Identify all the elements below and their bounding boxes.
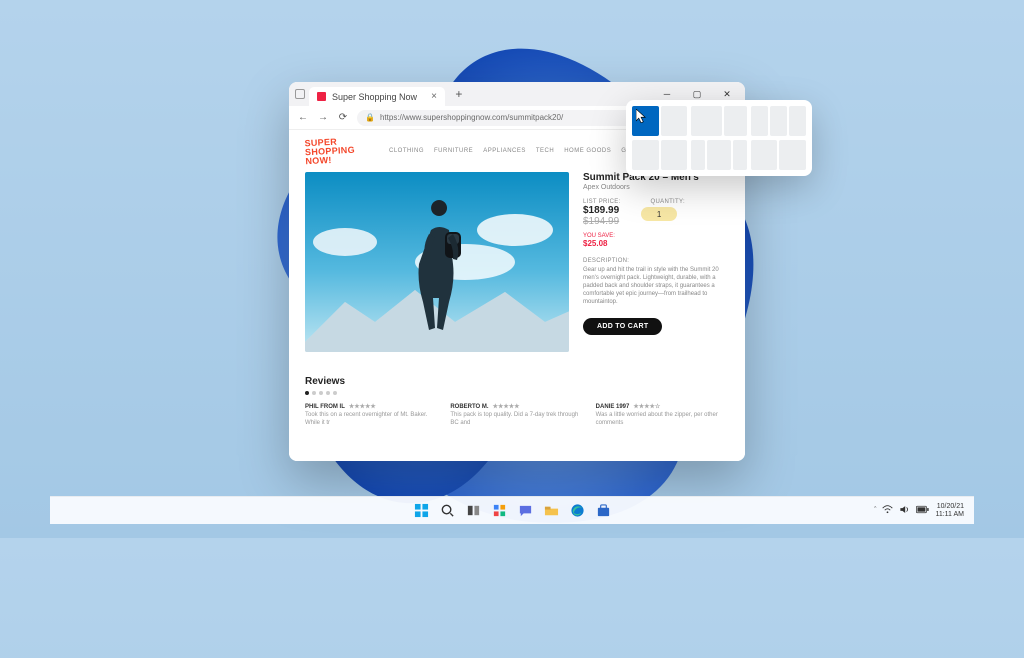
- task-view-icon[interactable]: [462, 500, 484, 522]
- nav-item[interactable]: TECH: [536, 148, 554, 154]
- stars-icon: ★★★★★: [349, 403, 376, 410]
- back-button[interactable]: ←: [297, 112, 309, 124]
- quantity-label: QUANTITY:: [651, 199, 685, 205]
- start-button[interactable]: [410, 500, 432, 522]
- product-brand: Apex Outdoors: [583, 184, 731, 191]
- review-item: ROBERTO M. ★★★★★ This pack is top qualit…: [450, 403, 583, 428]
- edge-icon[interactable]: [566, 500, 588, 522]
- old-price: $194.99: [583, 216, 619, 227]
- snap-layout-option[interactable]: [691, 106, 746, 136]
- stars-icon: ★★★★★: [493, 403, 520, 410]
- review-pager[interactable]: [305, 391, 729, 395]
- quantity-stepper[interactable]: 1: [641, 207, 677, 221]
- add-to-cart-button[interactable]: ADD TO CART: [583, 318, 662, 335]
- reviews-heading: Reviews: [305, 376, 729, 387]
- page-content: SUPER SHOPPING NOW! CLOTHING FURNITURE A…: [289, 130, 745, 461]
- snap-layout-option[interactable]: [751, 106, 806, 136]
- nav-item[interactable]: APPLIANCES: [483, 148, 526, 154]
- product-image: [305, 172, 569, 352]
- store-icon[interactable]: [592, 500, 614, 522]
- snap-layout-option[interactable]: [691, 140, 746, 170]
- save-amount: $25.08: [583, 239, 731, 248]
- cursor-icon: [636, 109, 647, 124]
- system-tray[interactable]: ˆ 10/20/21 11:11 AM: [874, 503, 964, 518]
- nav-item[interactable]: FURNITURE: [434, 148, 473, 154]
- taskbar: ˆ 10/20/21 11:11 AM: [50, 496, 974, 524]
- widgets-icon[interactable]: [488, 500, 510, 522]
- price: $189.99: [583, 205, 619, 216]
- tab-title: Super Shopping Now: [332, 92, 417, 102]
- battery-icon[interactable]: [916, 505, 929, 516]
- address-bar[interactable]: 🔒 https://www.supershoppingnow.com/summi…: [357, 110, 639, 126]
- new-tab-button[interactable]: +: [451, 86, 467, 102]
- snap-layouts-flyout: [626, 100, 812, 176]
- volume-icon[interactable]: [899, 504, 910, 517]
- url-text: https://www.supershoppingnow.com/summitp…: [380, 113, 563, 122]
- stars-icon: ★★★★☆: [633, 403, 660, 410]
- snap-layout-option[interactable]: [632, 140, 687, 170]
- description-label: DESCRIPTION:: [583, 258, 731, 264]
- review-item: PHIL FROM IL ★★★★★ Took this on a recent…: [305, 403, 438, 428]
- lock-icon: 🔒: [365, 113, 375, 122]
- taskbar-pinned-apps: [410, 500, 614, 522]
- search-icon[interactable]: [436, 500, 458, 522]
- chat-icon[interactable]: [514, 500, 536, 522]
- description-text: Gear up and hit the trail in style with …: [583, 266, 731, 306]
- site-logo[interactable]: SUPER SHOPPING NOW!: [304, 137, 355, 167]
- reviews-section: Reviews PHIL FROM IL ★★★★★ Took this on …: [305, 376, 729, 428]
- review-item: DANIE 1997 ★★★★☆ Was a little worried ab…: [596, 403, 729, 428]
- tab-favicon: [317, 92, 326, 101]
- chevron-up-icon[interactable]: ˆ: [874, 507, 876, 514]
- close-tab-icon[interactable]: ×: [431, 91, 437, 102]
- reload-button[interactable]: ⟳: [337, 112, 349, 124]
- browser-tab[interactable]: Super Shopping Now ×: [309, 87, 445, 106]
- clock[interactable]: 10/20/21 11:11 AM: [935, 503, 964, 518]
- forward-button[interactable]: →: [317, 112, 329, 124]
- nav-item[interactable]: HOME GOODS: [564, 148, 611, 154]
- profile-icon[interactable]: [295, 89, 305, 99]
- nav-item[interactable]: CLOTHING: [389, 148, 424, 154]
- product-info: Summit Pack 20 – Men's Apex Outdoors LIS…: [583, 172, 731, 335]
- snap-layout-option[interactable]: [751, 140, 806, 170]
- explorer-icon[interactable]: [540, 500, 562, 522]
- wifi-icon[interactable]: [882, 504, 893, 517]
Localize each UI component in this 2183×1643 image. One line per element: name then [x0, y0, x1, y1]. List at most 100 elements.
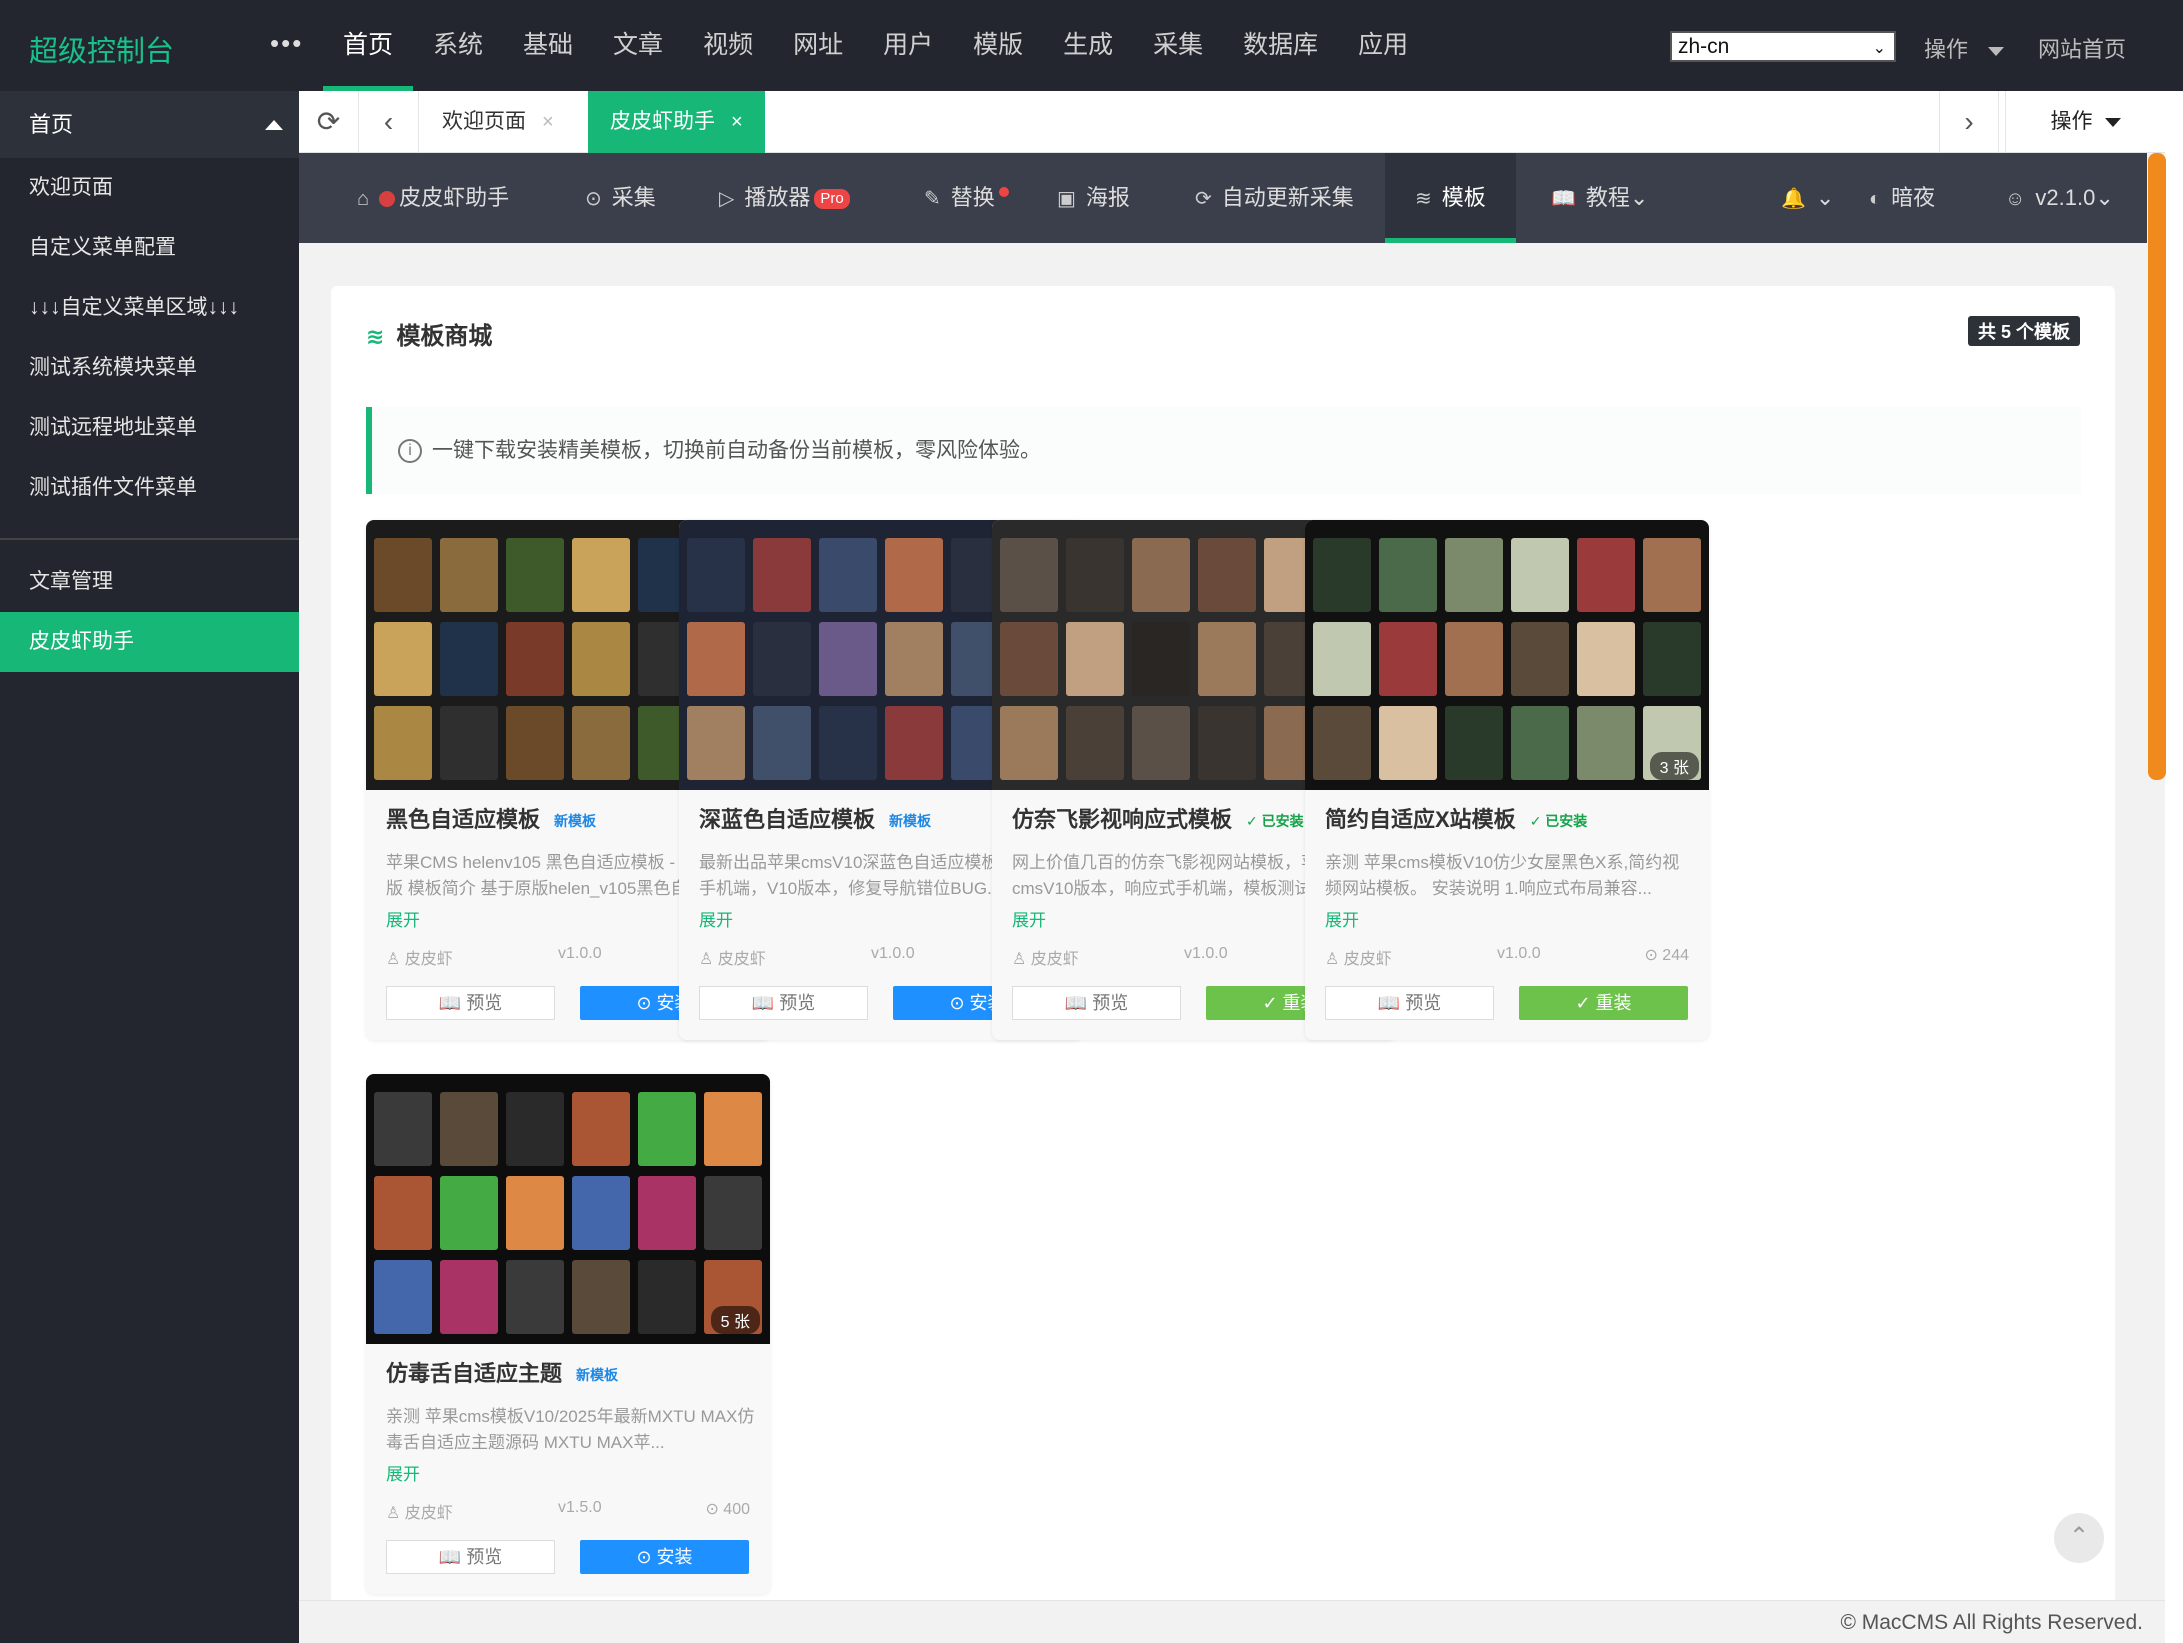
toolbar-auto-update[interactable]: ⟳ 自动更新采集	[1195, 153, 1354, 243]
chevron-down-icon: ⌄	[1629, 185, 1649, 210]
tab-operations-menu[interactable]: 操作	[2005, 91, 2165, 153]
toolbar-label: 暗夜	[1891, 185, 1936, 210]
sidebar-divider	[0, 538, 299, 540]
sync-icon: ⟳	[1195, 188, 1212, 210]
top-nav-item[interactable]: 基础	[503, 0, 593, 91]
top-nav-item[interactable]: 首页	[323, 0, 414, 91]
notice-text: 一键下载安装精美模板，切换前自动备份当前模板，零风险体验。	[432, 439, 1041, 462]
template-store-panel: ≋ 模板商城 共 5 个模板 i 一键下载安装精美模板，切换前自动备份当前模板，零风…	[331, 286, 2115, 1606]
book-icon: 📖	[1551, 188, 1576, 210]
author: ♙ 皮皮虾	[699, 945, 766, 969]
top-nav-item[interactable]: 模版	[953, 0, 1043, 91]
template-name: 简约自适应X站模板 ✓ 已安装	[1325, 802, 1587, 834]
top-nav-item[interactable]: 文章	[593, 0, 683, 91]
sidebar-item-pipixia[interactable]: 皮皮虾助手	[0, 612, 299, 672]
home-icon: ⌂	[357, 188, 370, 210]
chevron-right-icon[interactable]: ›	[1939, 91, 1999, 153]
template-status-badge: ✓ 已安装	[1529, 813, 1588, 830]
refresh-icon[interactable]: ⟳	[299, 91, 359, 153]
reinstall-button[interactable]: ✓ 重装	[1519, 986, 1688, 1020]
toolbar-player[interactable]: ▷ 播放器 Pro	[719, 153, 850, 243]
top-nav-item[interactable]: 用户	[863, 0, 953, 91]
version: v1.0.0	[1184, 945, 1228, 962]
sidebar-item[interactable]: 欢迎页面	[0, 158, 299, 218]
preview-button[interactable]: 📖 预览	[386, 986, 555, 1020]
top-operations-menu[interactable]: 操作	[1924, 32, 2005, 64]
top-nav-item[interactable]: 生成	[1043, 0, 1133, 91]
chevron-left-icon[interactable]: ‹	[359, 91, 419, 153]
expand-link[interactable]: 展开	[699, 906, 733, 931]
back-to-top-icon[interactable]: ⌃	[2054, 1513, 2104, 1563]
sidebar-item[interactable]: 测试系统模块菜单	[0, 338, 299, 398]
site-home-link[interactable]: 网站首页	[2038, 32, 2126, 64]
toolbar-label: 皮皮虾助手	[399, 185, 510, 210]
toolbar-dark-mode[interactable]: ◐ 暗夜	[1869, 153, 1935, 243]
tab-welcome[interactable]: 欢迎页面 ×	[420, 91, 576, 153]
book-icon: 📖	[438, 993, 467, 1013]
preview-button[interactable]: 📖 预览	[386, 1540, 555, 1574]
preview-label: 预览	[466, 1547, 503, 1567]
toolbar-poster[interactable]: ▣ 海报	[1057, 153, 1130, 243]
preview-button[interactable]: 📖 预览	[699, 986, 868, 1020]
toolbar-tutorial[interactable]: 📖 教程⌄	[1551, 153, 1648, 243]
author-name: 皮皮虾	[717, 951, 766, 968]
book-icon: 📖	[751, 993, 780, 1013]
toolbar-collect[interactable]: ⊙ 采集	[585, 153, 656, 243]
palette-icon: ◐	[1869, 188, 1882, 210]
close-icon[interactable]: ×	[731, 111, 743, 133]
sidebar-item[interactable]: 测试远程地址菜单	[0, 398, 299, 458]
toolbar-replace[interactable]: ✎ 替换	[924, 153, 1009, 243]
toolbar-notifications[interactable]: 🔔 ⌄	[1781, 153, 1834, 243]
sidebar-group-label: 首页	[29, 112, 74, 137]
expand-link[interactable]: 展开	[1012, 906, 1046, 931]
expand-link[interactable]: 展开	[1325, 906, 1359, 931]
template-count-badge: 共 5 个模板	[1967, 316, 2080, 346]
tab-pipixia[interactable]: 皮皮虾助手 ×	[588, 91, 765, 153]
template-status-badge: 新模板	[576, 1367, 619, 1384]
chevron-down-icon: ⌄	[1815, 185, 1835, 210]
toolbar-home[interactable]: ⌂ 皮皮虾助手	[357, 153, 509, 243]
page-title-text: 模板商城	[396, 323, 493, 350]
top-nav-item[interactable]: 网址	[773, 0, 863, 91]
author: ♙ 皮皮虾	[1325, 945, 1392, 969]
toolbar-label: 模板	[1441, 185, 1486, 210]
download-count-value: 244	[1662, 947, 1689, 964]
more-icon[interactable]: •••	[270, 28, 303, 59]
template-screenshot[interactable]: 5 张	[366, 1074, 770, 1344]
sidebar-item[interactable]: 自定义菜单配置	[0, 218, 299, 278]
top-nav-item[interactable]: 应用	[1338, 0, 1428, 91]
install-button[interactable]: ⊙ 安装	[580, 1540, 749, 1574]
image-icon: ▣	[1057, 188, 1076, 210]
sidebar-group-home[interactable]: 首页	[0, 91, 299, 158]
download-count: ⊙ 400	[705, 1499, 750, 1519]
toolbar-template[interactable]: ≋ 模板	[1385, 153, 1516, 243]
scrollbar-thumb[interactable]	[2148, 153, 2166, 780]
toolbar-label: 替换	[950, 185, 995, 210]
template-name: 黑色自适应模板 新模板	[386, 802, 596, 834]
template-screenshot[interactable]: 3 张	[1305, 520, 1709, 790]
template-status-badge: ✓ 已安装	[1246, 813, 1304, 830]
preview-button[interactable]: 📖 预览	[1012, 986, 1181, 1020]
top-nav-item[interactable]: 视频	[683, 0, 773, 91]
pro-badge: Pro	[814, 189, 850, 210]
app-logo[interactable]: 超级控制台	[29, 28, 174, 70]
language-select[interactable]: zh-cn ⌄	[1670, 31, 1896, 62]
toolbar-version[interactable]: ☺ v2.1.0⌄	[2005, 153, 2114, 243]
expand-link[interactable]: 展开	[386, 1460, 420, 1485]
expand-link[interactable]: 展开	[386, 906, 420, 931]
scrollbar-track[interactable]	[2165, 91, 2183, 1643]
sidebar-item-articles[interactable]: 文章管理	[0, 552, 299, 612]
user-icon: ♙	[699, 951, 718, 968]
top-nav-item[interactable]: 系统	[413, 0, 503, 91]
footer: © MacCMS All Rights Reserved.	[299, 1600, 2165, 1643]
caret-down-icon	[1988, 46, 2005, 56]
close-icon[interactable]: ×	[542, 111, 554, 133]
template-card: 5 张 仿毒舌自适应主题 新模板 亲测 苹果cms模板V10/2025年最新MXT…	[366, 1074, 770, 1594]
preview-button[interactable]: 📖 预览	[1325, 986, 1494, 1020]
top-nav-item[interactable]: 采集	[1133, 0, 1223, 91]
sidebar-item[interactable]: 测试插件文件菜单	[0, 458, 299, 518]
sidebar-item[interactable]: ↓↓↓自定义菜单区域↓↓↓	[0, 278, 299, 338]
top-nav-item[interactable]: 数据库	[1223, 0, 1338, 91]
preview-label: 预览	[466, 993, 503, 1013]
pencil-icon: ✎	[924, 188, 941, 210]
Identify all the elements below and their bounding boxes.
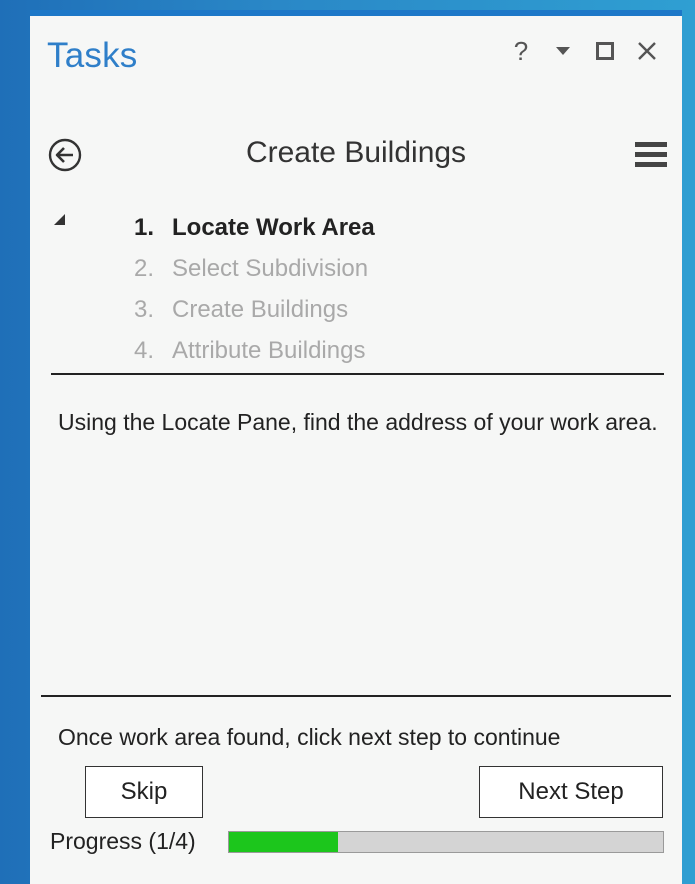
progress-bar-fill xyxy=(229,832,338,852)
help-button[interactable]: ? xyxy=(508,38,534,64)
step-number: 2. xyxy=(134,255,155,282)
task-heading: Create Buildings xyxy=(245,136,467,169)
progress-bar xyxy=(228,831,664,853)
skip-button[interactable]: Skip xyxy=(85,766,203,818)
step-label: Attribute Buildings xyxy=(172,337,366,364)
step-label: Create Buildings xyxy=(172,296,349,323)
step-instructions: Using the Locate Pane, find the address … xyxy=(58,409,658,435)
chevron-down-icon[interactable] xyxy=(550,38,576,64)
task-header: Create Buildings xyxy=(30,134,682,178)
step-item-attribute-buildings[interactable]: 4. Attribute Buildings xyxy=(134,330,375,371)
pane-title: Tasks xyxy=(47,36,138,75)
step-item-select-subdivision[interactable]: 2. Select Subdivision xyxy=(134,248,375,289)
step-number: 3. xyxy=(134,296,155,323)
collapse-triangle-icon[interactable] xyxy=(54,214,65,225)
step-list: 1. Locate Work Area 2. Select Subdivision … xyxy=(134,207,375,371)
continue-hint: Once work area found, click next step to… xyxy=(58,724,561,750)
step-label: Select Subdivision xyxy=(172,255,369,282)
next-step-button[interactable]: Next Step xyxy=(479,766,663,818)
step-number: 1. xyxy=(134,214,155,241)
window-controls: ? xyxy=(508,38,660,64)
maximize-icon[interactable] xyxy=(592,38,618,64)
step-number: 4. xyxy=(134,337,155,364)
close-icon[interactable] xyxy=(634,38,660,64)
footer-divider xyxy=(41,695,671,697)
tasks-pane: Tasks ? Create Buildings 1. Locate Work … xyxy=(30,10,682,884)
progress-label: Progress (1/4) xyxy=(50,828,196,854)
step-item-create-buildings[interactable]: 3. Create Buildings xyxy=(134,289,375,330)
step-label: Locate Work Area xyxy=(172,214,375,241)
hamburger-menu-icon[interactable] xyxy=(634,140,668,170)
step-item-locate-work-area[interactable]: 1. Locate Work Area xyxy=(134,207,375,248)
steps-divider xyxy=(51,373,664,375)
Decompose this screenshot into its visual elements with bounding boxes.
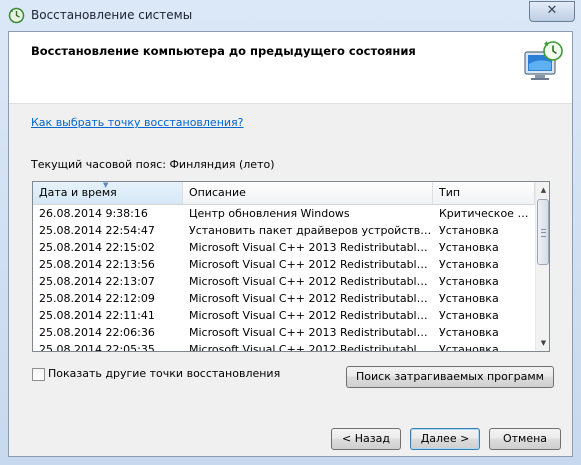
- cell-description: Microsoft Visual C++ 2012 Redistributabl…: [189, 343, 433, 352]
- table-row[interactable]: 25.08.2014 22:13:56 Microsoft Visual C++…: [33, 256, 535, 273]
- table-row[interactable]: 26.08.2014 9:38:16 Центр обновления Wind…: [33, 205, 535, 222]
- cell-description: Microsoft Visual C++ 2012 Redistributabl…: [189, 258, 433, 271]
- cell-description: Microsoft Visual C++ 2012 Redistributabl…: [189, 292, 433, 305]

> SHORT PROBLEM:
Set down, unchanged, the part of the records that opens with the line containing "343, 433, 352]" and runs through the final line of the records.

> OUTPUT:
- cell-description: Microsoft Visual C++ 2012 Redistributabl…: [189, 343, 433, 352]
- table-row[interactable]: 25.08.2014 22:13:56 Microsoft Visual C++…: [33, 256, 535, 273]
- table-row[interactable]: 26.08.2014 9:38:16 Центр обновления Wind…: [33, 205, 535, 222]
- cell-description: Microsoft Visual C++ 2012 Redistributabl…: [189, 258, 433, 271]
- cell-description: Microsoft Visual C++ 2012 Redistributabl…: [189, 292, 433, 305]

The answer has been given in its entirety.